▸ What you will do
Would you repeat the listing exactly but omit every picture?
>>>>
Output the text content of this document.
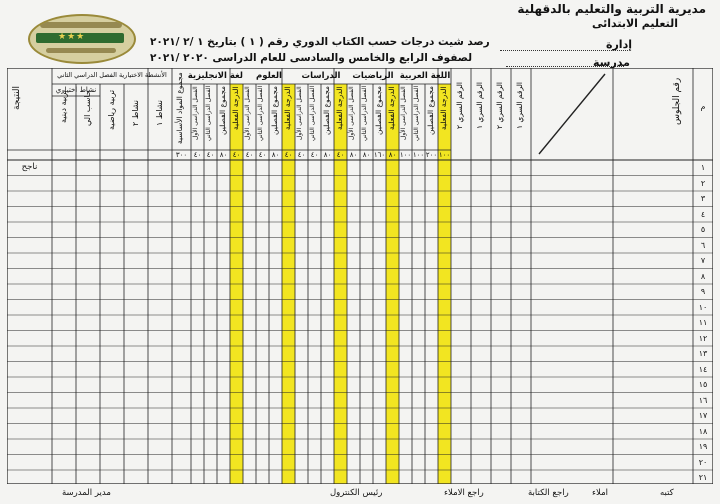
مديرية التربية والتعليم بالدقهلية
التعليم الابتدائى
إدارة
مدرسة
رصد شيت درجات حسب الكتاب الدوري رقم ( ١ ) بتاريخ ١ /٢ /٢٠٢١
لصفوف الرابع والخامس والسادسى للعام الدراسى ٢٠٢٠ /٢٠٢١
★★★
م
رقم الجلوس
الرقم السري ١
الرقم السري ٢
الرقم السري ١
الرقم السري ٢
اللغة العربية
الدرجة الفعلية
١٠٠
مجموع الفصلين
٢٠٠
الفصل الدراسى الثاني
١٠٠
الفصل الدراسى الأول
١٠٠
الرياضيات
الدرجة الفعلية
٨٠
مجموع الفصلين
١٦٠
الفصل الدراسى الثاني
٨٠
الفصل الدراسى الأول
٨٠
الدراسات
الدرجة الفعلية
٤٠
مجموع الفصلين
٨٠
الفصل الدراسى الثاني
٤٠
الفصل الدراسى الأول
٤٠
العلوم
الدرجة الفعلية
٤٠
مجموع الفصلين
٨٠
الفصل الدراسى الثاني
٤٠
الفصل الدراسى الأول
٤٠
لغة الانجليزية
الدرجة الفعلية
٤٠
مجموع الفصلين
٨٠
الفصل الدراسى الثاني
٤٠
الفصل الدراسى الأول
٤٠
مجموع المواد الأساسية
٣٠٠
الأنشطة الاختيارية الفصل الدراسي الثاني
نشاط اختياري
نشاط ١
نشاط ٢
تربية رياضية
حاسب الي
تربية دينية
النتيجة
ناجح	١
٢
٣
٤
٥
٦
٧
٨
٩
١٠
١١
١٢
١٣
١٤
١٥
١٦
١٧
١٨
١٩
٢٠
٢١
كتبه
املاء
راجع الكتابة
راجع الاملاء
رئيس الكنترول
مدير المدرسة
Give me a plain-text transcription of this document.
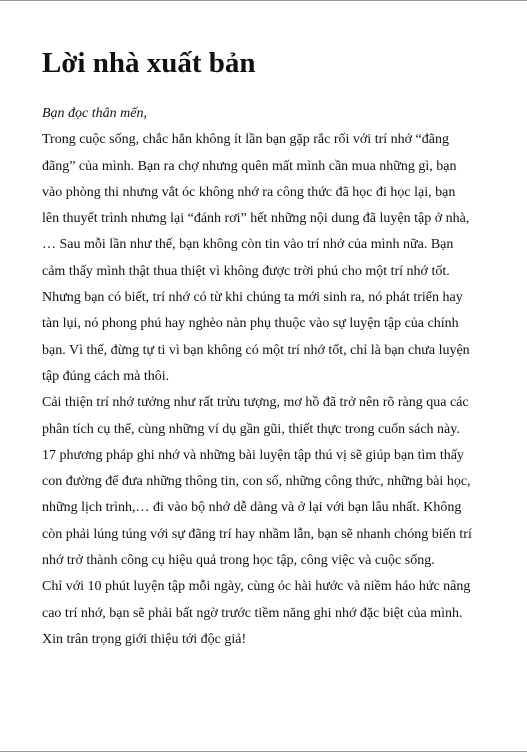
Lời nhà xuất bản
Bạn đọc thân mến,
Trong cuộc sống, chắc hẳn không ít lần bạn gặp rắc rối với trí nhớ “đãng
đãng” của mình. Bạn ra chợ nhưng quên mất mình cần mua những gì, bạn
vào phòng thi nhưng vắt óc không nhớ ra công thức đã học đi học lại, bạn
lên thuyết trình nhưng lại “đánh rơi” hết những nội dung đã luyện tập ở nhà,
… Sau mỗi lần như thế, bạn không còn tin vào trí nhớ của mình nữa. Bạn
cảm thấy mình thật thua thiệt vì không được trời phú cho một trí nhớ tốt.
Nhưng bạn có biết, trí nhớ có từ khi chúng ta mới sinh ra, nó phát triển hay
tàn lụi, nó phong phú hay nghèo nàn phụ thuộc vào sự luyện tập của chính
bạn. Vì thế, đừng tự ti vì bạn không có một trí nhớ tốt, chỉ là bạn chưa luyện
tập đúng cách mà thôi.
Cải thiện trí nhớ tưởng như rất trừu tượng, mơ hồ đã trở nên rõ ràng qua các
phân tích cụ thể, cùng những ví dụ gần gũi, thiết thực trong cuốn sách này.
17 phương pháp ghi nhớ và những bài luyện tập thú vị sẽ giúp bạn tìm thấy
con đường để đưa những thông tin, con số, những công thức, những bài học,
những lịch trình,… đi vào bộ nhớ dễ dàng và ở lại với bạn lâu nhất. Không
còn phải lúng túng với sự đãng trí hay nhầm lẫn, bạn sẽ nhanh chóng biến trí
nhớ trở thành công cụ hiệu quả trong học tập, công việc và cuộc sống.
Chỉ với 10 phút luyện tập mỗi ngày, cùng óc hài hước và niềm háo hức nâng
cao trí nhớ, bạn sẽ phải bất ngờ trước tiềm năng ghi nhớ đặc biệt của mình.
Xin trân trọng giới thiệu tới độc giả!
<<<<
▸ Response
Output the text content of this document.
مديرية التربية والتعليم بالدقهلية
التعليم الابتدائى
إدارة
مدرسة
رصد شيت درجات حسب الكتاب الدوري رقم ( ١ ) بتاريخ ١ /٢ /٢٠٢١
لصفوف الرابع والخامس والسادسى للعام الدراسى ٢٠٢٠ /٢٠٢١
★★★
م
رقم الجلوس
الرقم السري ١
الرقم السري ٢
الرقم السري ١
الرقم السري ٢
اللغة العربية
الدرجة الفعلية
١٠٠
مجموع الفصلين
٢٠٠
الفصل الدراسى الثاني
١٠٠
الفصل الدراسى الأول
١٠٠
الرياضيات
الدرجة الفعلية
٨٠
مجموع الفصلين
١٦٠
الفصل الدراسى الثاني
٨٠
الفصل الدراسى الأول
٨٠
الدراسات
الدرجة الفعلية
٤٠
مجموع الفصلين
٨٠
الفصل الدراسى الثاني
٤٠
الفصل الدراسى الأول
٤٠
العلوم
الدرجة الفعلية
٤٠
مجموع الفصلين
٨٠
الفصل الدراسى الثاني
٤٠
الفصل الدراسى الأول
٤٠
لغة الانجليزية
الدرجة الفعلية
٤٠
مجموع الفصلين
٨٠
الفصل الدراسى الثاني
٤٠
الفصل الدراسى الأول
٤٠
مجموع المواد الأساسية
٣٠٠
الأنشطة الاختيارية الفصل الدراسي الثاني
نشاط اختياري
نشاط ١
نشاط ٢
تربية رياضية
حاسب الي
تربية دينية
النتيجة
ناجح	١
٢
٣
٤
٥
٦
٧
٨
٩
١٠
١١
١٢
١٣
١٤
١٥
١٦
١٧
١٨
١٩
٢٠
٢١
كتبه
املاء
راجع الكتابة
راجع الاملاء
رئيس الكنترول
مدير المدرسة
Give me a plain-text transcription of this document.
Lời nhà xuất bản
Bạn đọc thân mến,
Trong cuộc sống, chắc hẳn không ít lần bạn gặp rắc rối với trí nhớ “đãng
đãng” của mình. Bạn ra chợ nhưng quên mất mình cần mua những gì, bạn
vào phòng thi nhưng vắt óc không nhớ ra công thức đã học đi học lại, bạn
lên thuyết trình nhưng lại “đánh rơi” hết những nội dung đã luyện tập ở nhà,
… Sau mỗi lần như thế, bạn không còn tin vào trí nhớ của mình nữa. Bạn
cảm thấy mình thật thua thiệt vì không được trời phú cho một trí nhớ tốt.
Nhưng bạn có biết, trí nhớ có từ khi chúng ta mới sinh ra, nó phát triển hay
tàn lụi, nó phong phú hay nghèo nàn phụ thuộc vào sự luyện tập của chính
bạn. Vì thế, đừng tự ti vì bạn không có một trí nhớ tốt, chỉ là bạn chưa luyện
tập đúng cách mà thôi.
Cải thiện trí nhớ tưởng như rất trừu tượng, mơ hồ đã trở nên rõ ràng qua các
phân tích cụ thể, cùng những ví dụ gần gũi, thiết thực trong cuốn sách này.
17 phương pháp ghi nhớ và những bài luyện tập thú vị sẽ giúp bạn tìm thấy
con đường để đưa những thông tin, con số, những công thức, những bài học,
những lịch trình,… đi vào bộ nhớ dễ dàng và ở lại với bạn lâu nhất. Không
còn phải lúng túng với sự đãng trí hay nhầm lẫn, bạn sẽ nhanh chóng biến trí
nhớ trở thành công cụ hiệu quả trong học tập, công việc và cuộc sống.
Chỉ với 10 phút luyện tập mỗi ngày, cùng óc hài hước và niềm háo hức nâng
cao trí nhớ, bạn sẽ phải bất ngờ trước tiềm năng ghi nhớ đặc biệt của mình.
Xin trân trọng giới thiệu tới độc giả!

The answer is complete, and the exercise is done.